Exercise aim
Without further comment, state how many lines in the listing below contain the word "avis".

Data supplied
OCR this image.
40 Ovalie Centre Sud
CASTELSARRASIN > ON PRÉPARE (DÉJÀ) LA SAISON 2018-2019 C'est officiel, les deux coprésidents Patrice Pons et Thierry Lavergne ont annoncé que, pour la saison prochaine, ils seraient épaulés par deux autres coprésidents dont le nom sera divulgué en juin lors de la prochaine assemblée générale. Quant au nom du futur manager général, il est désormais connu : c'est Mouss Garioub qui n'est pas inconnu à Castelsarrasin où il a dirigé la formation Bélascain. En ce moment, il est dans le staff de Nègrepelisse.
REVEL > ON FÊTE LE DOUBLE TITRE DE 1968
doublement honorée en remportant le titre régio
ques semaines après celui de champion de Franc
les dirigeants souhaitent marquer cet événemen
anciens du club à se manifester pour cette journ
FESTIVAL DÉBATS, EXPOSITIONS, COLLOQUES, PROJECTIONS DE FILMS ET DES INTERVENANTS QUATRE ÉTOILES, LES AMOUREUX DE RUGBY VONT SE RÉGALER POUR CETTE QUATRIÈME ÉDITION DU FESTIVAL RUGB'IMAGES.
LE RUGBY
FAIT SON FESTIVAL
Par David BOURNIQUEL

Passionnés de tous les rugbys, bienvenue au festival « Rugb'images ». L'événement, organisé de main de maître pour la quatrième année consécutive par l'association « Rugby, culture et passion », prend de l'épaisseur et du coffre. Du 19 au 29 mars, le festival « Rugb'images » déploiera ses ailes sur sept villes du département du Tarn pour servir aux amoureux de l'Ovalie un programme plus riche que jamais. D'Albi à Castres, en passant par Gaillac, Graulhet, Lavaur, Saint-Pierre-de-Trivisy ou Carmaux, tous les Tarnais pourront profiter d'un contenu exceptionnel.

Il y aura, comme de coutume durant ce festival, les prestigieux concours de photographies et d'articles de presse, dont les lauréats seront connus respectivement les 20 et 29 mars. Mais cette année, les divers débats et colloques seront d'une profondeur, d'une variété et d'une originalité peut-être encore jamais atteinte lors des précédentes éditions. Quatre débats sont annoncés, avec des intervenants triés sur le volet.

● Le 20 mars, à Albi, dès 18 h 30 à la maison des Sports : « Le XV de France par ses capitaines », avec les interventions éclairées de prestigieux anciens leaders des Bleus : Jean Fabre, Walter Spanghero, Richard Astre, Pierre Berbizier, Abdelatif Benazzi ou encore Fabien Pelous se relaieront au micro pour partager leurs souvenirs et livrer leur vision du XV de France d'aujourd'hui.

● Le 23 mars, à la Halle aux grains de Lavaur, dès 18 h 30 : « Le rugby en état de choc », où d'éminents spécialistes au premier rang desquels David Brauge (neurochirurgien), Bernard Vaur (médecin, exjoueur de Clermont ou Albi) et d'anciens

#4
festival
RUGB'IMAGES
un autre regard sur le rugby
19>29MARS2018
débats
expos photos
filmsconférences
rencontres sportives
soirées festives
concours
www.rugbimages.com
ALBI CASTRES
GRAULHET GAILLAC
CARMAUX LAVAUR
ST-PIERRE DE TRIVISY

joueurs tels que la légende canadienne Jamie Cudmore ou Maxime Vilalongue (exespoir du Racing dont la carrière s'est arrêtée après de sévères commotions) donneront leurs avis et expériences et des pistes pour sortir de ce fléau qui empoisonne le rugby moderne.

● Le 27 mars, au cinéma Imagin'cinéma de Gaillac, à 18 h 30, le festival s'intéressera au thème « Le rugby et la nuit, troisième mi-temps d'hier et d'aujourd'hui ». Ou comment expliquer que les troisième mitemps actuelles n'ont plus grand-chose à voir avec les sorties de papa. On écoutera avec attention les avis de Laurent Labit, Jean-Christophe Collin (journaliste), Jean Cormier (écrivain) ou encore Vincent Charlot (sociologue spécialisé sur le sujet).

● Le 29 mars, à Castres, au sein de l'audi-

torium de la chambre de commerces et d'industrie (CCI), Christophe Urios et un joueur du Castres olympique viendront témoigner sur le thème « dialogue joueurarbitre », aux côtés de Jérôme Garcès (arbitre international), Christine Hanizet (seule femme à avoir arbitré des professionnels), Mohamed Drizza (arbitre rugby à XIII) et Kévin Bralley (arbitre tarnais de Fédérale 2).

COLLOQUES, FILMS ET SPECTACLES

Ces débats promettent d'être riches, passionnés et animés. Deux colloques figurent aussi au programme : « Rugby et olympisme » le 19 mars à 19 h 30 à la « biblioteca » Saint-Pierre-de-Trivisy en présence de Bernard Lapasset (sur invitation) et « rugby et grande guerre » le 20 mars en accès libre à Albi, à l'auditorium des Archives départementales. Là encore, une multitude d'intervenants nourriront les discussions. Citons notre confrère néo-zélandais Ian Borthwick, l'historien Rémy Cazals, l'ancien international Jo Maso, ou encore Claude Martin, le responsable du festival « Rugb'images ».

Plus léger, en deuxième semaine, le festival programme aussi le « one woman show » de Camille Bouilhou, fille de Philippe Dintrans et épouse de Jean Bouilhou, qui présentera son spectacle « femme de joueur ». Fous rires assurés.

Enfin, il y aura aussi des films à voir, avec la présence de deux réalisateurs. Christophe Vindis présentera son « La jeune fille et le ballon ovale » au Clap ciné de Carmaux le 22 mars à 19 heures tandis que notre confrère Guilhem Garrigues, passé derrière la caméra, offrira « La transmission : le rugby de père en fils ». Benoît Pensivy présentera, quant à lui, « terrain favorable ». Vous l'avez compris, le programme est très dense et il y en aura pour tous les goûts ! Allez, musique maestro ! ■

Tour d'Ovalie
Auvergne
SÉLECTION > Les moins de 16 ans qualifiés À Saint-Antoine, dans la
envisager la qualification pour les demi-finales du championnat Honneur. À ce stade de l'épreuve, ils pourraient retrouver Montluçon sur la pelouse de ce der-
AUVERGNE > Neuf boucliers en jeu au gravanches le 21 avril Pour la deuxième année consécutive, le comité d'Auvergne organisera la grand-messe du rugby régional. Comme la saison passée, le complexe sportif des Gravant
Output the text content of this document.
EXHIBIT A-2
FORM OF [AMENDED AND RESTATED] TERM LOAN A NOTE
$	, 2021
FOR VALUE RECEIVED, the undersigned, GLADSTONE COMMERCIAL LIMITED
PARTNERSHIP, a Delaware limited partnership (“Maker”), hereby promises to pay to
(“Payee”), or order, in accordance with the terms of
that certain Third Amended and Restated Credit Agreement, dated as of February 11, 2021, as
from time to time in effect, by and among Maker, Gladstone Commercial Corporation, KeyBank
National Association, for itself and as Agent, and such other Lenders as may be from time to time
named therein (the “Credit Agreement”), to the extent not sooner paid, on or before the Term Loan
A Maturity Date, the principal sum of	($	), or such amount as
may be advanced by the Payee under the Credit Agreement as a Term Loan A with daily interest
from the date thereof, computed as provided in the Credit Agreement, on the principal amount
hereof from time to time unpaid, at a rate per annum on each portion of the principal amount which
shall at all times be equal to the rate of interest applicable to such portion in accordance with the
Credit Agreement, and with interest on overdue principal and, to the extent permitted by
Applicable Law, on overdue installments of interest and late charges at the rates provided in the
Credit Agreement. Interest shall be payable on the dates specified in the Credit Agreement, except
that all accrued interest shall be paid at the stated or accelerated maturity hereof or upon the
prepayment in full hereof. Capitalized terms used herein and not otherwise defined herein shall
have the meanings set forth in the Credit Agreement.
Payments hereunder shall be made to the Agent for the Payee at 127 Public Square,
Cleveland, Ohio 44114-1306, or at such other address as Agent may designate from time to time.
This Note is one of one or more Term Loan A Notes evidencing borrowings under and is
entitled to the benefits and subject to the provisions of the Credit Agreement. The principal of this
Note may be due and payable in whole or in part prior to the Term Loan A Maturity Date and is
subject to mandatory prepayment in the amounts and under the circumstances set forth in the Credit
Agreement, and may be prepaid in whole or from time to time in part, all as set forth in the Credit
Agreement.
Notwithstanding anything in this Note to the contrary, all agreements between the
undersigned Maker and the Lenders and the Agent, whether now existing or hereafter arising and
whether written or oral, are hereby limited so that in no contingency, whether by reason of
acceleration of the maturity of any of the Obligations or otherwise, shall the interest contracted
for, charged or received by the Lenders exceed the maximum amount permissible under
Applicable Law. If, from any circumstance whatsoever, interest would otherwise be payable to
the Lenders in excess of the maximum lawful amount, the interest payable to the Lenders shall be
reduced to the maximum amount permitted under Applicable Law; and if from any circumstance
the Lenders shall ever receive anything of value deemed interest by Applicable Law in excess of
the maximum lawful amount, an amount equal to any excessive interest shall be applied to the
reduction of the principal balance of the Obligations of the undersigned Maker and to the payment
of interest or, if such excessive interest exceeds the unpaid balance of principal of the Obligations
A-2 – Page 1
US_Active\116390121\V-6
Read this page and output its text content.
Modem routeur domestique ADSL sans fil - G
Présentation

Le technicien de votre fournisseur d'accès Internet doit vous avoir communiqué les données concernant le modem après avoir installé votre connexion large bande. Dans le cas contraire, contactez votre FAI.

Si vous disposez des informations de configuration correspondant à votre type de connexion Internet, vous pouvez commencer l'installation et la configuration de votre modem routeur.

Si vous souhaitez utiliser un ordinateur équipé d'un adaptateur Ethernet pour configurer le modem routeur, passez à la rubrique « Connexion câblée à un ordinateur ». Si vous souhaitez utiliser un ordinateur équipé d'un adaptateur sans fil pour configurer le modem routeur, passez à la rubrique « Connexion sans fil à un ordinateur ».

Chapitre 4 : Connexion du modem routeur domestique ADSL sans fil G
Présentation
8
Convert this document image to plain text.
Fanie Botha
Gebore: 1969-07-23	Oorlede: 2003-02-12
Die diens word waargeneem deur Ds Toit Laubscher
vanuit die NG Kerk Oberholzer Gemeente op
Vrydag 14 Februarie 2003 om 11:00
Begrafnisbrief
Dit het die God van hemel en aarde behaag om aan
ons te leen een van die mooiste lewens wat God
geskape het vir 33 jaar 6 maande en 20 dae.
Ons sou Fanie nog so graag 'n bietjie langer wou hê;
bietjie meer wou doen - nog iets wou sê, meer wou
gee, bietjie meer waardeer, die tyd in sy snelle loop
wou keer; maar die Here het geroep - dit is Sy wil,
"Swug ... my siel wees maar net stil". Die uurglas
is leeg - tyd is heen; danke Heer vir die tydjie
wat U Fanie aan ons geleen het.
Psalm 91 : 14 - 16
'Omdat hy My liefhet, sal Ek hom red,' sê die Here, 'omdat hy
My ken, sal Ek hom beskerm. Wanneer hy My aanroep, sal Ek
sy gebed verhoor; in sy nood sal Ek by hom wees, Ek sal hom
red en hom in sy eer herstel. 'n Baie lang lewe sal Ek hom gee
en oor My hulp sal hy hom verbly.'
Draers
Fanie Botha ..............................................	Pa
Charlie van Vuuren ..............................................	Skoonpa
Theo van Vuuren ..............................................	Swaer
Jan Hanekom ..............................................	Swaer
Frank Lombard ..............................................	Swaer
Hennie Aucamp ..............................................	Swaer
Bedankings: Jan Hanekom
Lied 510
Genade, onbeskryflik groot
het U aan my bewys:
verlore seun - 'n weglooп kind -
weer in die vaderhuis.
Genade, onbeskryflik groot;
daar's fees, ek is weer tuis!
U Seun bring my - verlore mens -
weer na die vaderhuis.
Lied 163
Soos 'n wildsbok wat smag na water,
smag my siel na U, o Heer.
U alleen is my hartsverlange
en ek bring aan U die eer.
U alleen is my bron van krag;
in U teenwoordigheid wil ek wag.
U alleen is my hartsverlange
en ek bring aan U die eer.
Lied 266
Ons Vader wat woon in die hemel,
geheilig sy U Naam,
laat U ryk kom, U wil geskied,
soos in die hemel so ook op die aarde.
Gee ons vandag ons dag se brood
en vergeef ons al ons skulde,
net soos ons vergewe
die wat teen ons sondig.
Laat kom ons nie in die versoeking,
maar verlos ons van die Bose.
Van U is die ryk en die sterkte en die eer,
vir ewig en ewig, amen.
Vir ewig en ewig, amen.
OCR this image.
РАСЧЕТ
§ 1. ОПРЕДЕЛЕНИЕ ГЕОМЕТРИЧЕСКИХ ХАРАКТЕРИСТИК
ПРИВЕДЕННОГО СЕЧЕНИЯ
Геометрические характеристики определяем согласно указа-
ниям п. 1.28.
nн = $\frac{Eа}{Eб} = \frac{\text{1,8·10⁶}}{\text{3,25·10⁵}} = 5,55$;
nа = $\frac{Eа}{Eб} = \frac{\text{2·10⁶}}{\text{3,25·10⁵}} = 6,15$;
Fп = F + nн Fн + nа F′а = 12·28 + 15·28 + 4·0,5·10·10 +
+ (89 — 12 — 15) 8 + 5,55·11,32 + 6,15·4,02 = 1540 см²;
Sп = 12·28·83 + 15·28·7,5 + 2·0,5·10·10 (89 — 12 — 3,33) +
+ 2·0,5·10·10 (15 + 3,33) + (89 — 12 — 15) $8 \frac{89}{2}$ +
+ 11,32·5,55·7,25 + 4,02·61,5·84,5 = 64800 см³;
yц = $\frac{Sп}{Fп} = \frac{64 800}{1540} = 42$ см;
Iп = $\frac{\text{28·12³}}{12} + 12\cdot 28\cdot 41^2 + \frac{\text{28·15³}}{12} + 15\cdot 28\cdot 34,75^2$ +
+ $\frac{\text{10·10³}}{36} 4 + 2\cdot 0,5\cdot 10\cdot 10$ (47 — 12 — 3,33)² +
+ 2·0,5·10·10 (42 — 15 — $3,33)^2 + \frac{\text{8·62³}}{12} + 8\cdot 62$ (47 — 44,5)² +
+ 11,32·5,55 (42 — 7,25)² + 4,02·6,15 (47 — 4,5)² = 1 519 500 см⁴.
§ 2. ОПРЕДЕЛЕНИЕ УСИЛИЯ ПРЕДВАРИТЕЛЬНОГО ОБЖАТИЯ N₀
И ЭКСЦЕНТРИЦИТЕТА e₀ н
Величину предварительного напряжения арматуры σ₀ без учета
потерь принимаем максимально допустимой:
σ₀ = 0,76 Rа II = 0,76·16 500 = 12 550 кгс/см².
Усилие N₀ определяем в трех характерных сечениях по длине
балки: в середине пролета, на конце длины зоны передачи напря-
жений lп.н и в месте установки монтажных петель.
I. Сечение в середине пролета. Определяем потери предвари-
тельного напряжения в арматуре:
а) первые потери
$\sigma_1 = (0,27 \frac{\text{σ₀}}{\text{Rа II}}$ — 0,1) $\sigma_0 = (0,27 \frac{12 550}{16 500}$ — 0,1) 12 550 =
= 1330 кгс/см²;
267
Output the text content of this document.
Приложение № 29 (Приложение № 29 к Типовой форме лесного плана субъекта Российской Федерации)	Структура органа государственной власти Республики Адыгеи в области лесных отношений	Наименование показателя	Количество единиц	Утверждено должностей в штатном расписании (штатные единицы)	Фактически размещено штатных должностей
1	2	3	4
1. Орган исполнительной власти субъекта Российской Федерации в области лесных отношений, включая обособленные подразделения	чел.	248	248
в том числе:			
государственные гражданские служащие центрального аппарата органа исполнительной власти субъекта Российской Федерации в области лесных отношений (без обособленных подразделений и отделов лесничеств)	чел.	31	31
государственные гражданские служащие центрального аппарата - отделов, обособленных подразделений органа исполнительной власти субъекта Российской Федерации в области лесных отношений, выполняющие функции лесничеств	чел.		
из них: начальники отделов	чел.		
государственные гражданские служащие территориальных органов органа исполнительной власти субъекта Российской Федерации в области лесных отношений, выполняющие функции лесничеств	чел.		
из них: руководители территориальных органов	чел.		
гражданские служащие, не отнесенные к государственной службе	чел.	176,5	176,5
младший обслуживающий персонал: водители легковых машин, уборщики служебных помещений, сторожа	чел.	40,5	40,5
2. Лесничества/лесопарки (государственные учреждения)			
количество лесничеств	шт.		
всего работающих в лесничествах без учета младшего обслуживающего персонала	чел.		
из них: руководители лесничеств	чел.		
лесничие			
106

Output below
2